- _What the task requires_:
Which lines in the records below contain the word "Considered"? Copy each of them.

- _Available records_:
● ● ● ●

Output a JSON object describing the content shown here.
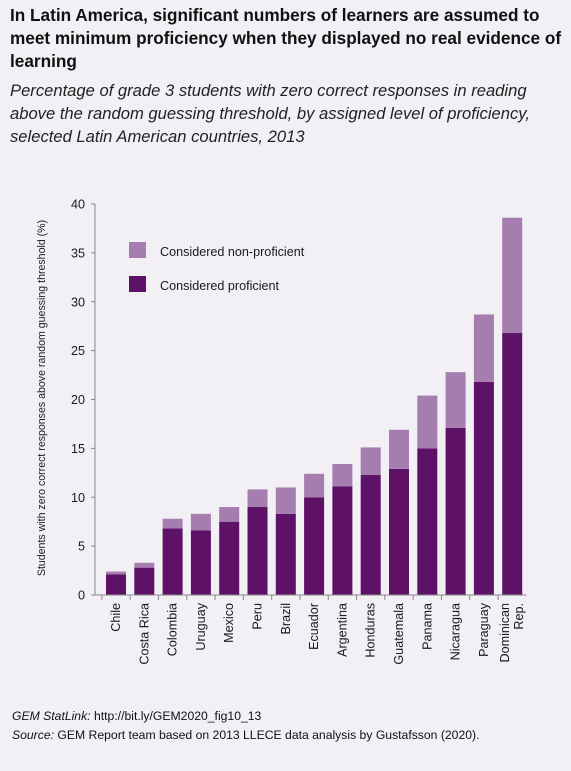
{
  "title": "In Latin America, significant numbers of learners are assumed to meet minimum proficiency when they displayed no real evidence of learning",
  "subtitle": "Percentage of grade 3 students with zero correct responses in reading above the random guessing threshold, by assigned level of proficiency, selected Latin American countries, 2013",
  "footer": {
    "statlink_label": "GEM StatLink:",
    "statlink_url": "http://bit.ly/GEM2020_fig10_13",
    "source_label": "Source:",
    "source_text": "GEM Report team based on 2013 LLECE data analysis by Gustafsson (2020)."
  },
  "colors": {
    "proficient": "#5e1267",
    "non_proficient": "#a57daf",
    "background": "#f2eff5"
  },
  "chart_data": {
    "type": "bar",
    "stacked": true,
    "categories": [
      "Chile",
      "Costa Rica",
      "Colombia",
      "Uruguay",
      "Mexico",
      "Peru",
      "Brazil",
      "Ecuador",
      "Argentina",
      "Honduras",
      "Guatemala",
      "Panama",
      "Nicaragua",
      "Paraguay",
      "Dominican Rep."
    ],
    "series": [
      {
        "name": "Considered proficient",
        "values": [
          2.1,
          2.8,
          6.8,
          6.6,
          7.5,
          9.0,
          8.3,
          10.0,
          11.1,
          12.3,
          12.9,
          15.0,
          17.1,
          21.8,
          26.8
        ]
      },
      {
        "name": "Considered non-proficient",
        "values": [
          0.3,
          0.5,
          1.0,
          1.7,
          1.5,
          1.8,
          2.7,
          2.4,
          2.3,
          2.8,
          4.0,
          5.4,
          5.7,
          6.9,
          11.8
        ]
      }
    ],
    "legend_order": [
      "Considered non-proficient",
      "Considered proficient"
    ],
    "ylabel": "Students with zero correct responses above random guessing threshold (%)",
    "xlabel": "",
    "ylim": [
      0,
      40
    ],
    "yticks": [
      0,
      5,
      10,
      15,
      20,
      25,
      30,
      35,
      40
    ],
    "grid": false,
    "legend_position": "top-left"
  }
}
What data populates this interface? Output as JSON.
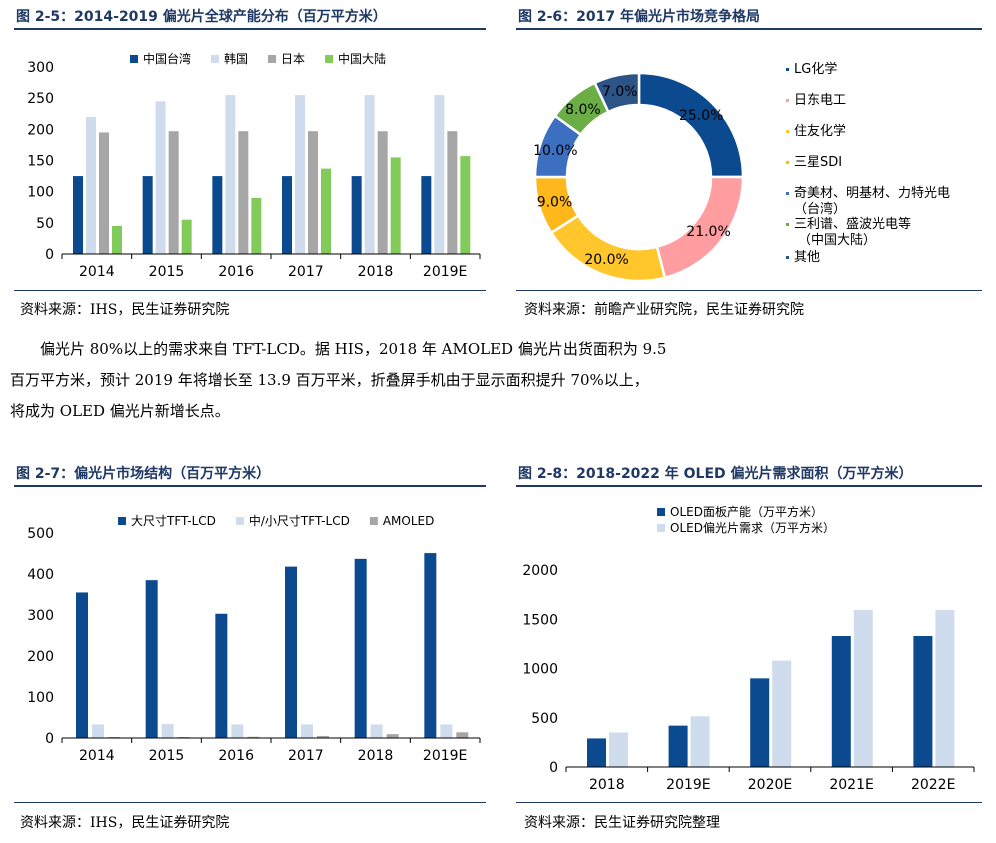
{
  "text": {
    "paragraph_lines": [
      "偏光片 80%以上的需求来自 TFT-LCD。据 HIS，2018 年 AMOLED 偏光片出货面积为 9.5",
      "百万平方米，预计 2019 年将增长至 13.9 百万平米，折叠屏手机由于显示面积提升 70%以上，",
      "将成为 OLED 偏光片新增长点。"
    ]
  },
  "chart_data": [
    {
      "type": "bar",
      "figure_label": "图 2-5：2014-2019 偏光片全球产能分布（百万平方米）",
      "source": "资料来源：IHS，民生证券研究院",
      "categories": [
        "2014",
        "2015",
        "2016",
        "2017",
        "2018",
        "2019E"
      ],
      "ylim": [
        0,
        300
      ],
      "yticks": [
        0,
        50,
        100,
        150,
        200,
        250,
        300
      ],
      "grid": false,
      "legend_position": "top",
      "series": [
        {
          "name": "中国台湾",
          "color": "#0b4a8f",
          "values": [
            125,
            125,
            125,
            125,
            125,
            125
          ]
        },
        {
          "name": "韩国",
          "color": "#cfdced",
          "values": [
            220,
            245,
            255,
            255,
            255,
            255
          ]
        },
        {
          "name": "日本",
          "color": "#a6a6a6",
          "values": [
            195,
            197,
            197,
            197,
            197,
            197
          ]
        },
        {
          "name": "中国大陆",
          "color": "#82cb5a",
          "values": [
            45,
            55,
            90,
            137,
            155,
            157
          ]
        }
      ]
    },
    {
      "type": "pie",
      "figure_label": "图 2-6：2017 年偏光片市场竞争格局",
      "source": "资料来源：前瞻产业研究院，民生证券研究院",
      "legend_position": "right",
      "slices": [
        {
          "name": "LG化学",
          "value": 25.0,
          "label": "25.0%",
          "color": "#0b4a8f"
        },
        {
          "name": "日东电工",
          "value": 21.0,
          "label": "21.0%",
          "color": "#ff9da0"
        },
        {
          "name": "住友化学",
          "value": 20.0,
          "label": "20.0%",
          "color": "#ffc72c"
        },
        {
          "name": "三星SDI",
          "value": 9.0,
          "label": "9.0%",
          "color": "#ffb81c"
        },
        {
          "name": "奇美材、明基材、力特光电（台湾）",
          "value": 10.0,
          "label": "10.0%",
          "color": "#3d6fc1"
        },
        {
          "name": "三利谱、盛波光电等（中国大陆）",
          "value": 8.0,
          "label": "8.0%",
          "color": "#6cae46"
        },
        {
          "name": "其他",
          "value": 7.0,
          "label": "7.0%",
          "color": "#2c5486"
        }
      ]
    },
    {
      "type": "bar",
      "figure_label": "图 2-7：偏光片市场结构（百万平方米）",
      "source": "资料来源：IHS，民生证券研究院",
      "categories": [
        "2014",
        "2015",
        "2016",
        "2017",
        "2018",
        "2019E"
      ],
      "ylim": [
        0,
        500
      ],
      "yticks": [
        0,
        100,
        200,
        300,
        400,
        500
      ],
      "grid": false,
      "legend_position": "top",
      "series": [
        {
          "name": "大尺寸TFT-LCD",
          "color": "#0b4a8f",
          "values": [
            355,
            385,
            303,
            418,
            437,
            451
          ]
        },
        {
          "name": "中/小尺寸TFT-LCD",
          "color": "#cfdced",
          "values": [
            33,
            34,
            33,
            33,
            33,
            33
          ]
        },
        {
          "name": "AMOLED",
          "color": "#a6a6a6",
          "values": [
            1,
            2,
            3,
            5,
            9.5,
            13.9
          ]
        }
      ]
    },
    {
      "type": "bar",
      "figure_label": "图 2-8：2018-2022 年 OLED 偏光片需求面积（万平方米）",
      "source": "资料来源：民生证券研究院整理",
      "categories": [
        "2018",
        "2019E",
        "2020E",
        "2021E",
        "2022E"
      ],
      "ylim": [
        0,
        2000
      ],
      "yticks": [
        0,
        500,
        1000,
        1500,
        2000
      ],
      "grid": false,
      "legend_position": "top",
      "series": [
        {
          "name": "OLED面板产能（万平方米）",
          "color": "#0b4a8f",
          "values": [
            290,
            420,
            900,
            1330,
            1330
          ]
        },
        {
          "name": "OLED偏光片需求（万平方米）",
          "color": "#cfdced",
          "values": [
            350,
            515,
            1080,
            1595,
            1595
          ]
        }
      ]
    }
  ]
}
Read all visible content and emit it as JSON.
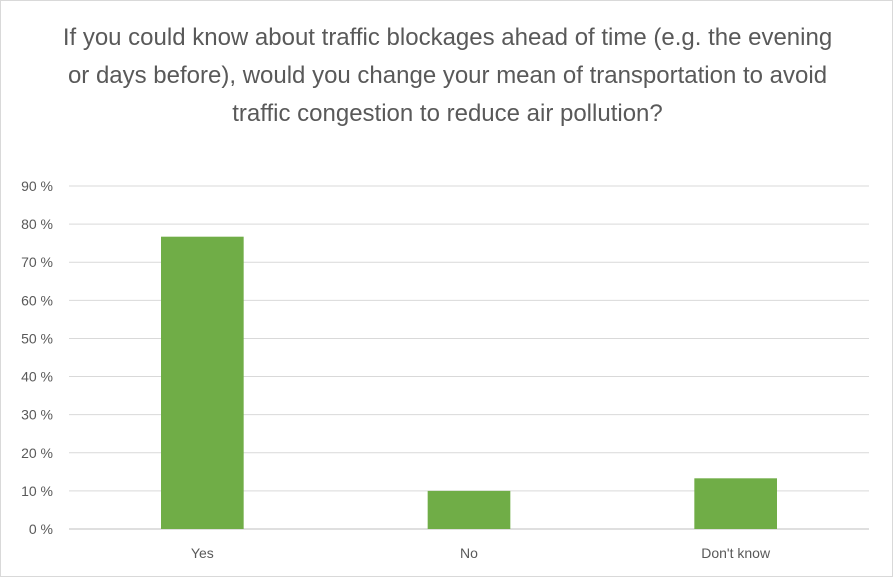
{
  "chart_data": {
    "type": "bar",
    "title": "If you could know about traffic blockages ahead of time (e.g. the evening or days before), would you change your mean of transportation to avoid traffic congestion to reduce air pollution?",
    "categories": [
      "Yes",
      "No",
      "Don't know"
    ],
    "values": [
      76.7,
      10.0,
      13.3
    ],
    "ylim": [
      0,
      90
    ],
    "yticks": [
      "0 %",
      "10 %",
      "20 %",
      "30 %",
      "40 %",
      "50 %",
      "60 %",
      "70 %",
      "80 %",
      "90 %"
    ],
    "bar_color": "#70ad47",
    "grid": true,
    "legend": "none"
  }
}
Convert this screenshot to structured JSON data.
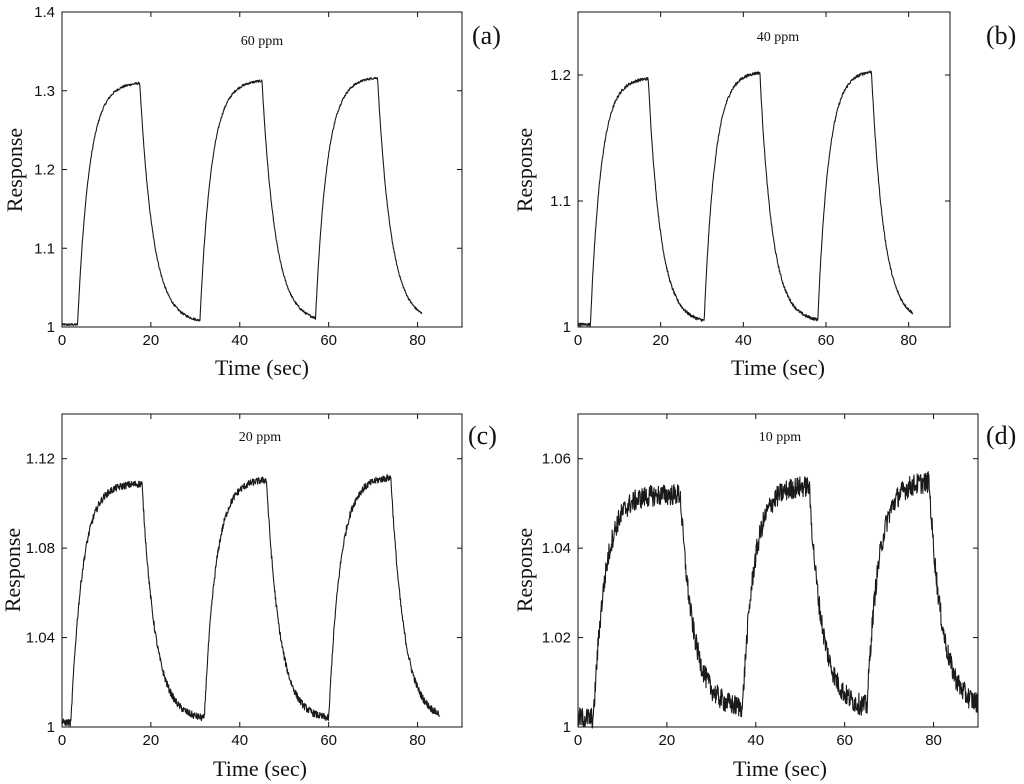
{
  "chart_data": [
    {
      "type": "line",
      "panel": "(a)",
      "title": "60 ppm",
      "xlabel": "Time (sec)",
      "ylabel": "Response",
      "xlim": [
        0,
        90
      ],
      "ylim": [
        1.0,
        1.4
      ],
      "xticks": [
        0,
        20,
        40,
        60,
        80
      ],
      "yticks": [
        1.0,
        1.1,
        1.2,
        1.3,
        1.4
      ],
      "ytick_labels": [
        "1",
        "1.1",
        "1.2",
        "1.3",
        "1.4"
      ],
      "series": [
        {
          "name": "Response",
          "t_end": 81,
          "cycles": [
            {
              "on": 3.5,
              "off": 17.5,
              "next": 31,
              "base": 1.003,
              "peak": 1.311
            },
            {
              "on": 31,
              "off": 45,
              "next": 57,
              "base": 1.005,
              "peak": 1.314
            },
            {
              "on": 57,
              "off": 71,
              "next": 81,
              "base": 1.006,
              "peak": 1.318
            }
          ],
          "noise": 0.0015
        }
      ]
    },
    {
      "type": "line",
      "panel": "(b)",
      "title": "40 ppm",
      "xlabel": "Time (sec)",
      "ylabel": "Response",
      "xlim": [
        0,
        90
      ],
      "ylim": [
        1.0,
        1.25
      ],
      "xticks": [
        0,
        20,
        40,
        60,
        80
      ],
      "yticks": [
        1.0,
        1.1,
        1.2
      ],
      "ytick_labels": [
        "1",
        "1.1",
        "1.2"
      ],
      "series": [
        {
          "name": "Response",
          "t_end": 81,
          "cycles": [
            {
              "on": 3,
              "off": 17,
              "next": 30.5,
              "base": 1.002,
              "peak": 1.198
            },
            {
              "on": 30.5,
              "off": 44,
              "next": 58,
              "base": 1.003,
              "peak": 1.203
            },
            {
              "on": 58,
              "off": 71,
              "next": 81,
              "base": 1.004,
              "peak": 1.204
            }
          ],
          "noise": 0.0012
        }
      ]
    },
    {
      "type": "line",
      "panel": "(c)",
      "title": "20 ppm",
      "xlabel": "Time (sec)",
      "ylabel": "Response",
      "xlim": [
        0,
        90
      ],
      "ylim": [
        1.0,
        1.14
      ],
      "xticks": [
        0,
        20,
        40,
        60,
        80
      ],
      "yticks": [
        1.0,
        1.04,
        1.08,
        1.12
      ],
      "ytick_labels": [
        "1",
        "1.04",
        "1.08",
        "1.12"
      ],
      "series": [
        {
          "name": "Response",
          "t_end": 85,
          "cycles": [
            {
              "on": 2,
              "off": 18,
              "next": 32,
              "base": 1.002,
              "peak": 1.109
            },
            {
              "on": 32,
              "off": 46,
              "next": 60,
              "base": 1.003,
              "peak": 1.111
            },
            {
              "on": 60,
              "off": 74,
              "next": 85,
              "base": 1.003,
              "peak": 1.112
            }
          ],
          "noise": 0.0016
        }
      ]
    },
    {
      "type": "line",
      "panel": "(d)",
      "title": "10 ppm",
      "xlabel": "Time (sec)",
      "ylabel": "Response",
      "xlim": [
        0,
        90
      ],
      "ylim": [
        1.0,
        1.07
      ],
      "xticks": [
        0,
        20,
        40,
        60,
        80
      ],
      "yticks": [
        1.0,
        1.02,
        1.04,
        1.06
      ],
      "ytick_labels": [
        "1",
        "1.02",
        "1.04",
        "1.06"
      ],
      "series": [
        {
          "name": "Response",
          "t_end": 90,
          "cycles": [
            {
              "on": 3.5,
              "off": 23,
              "next": 37,
              "base": 1.002,
              "peak": 1.052
            },
            {
              "on": 37,
              "off": 52,
              "next": 65,
              "base": 1.004,
              "peak": 1.054
            },
            {
              "on": 65,
              "off": 79,
              "next": 90,
              "base": 1.004,
              "peak": 1.055
            }
          ],
          "noise": 0.0024
        }
      ]
    }
  ]
}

● ● ● ●

- _Response to the exercise_:
        "name": "Considered proficient",
        "name": "Considered non-proficient",
      "Considered non-proficient",
      "Considered proficient"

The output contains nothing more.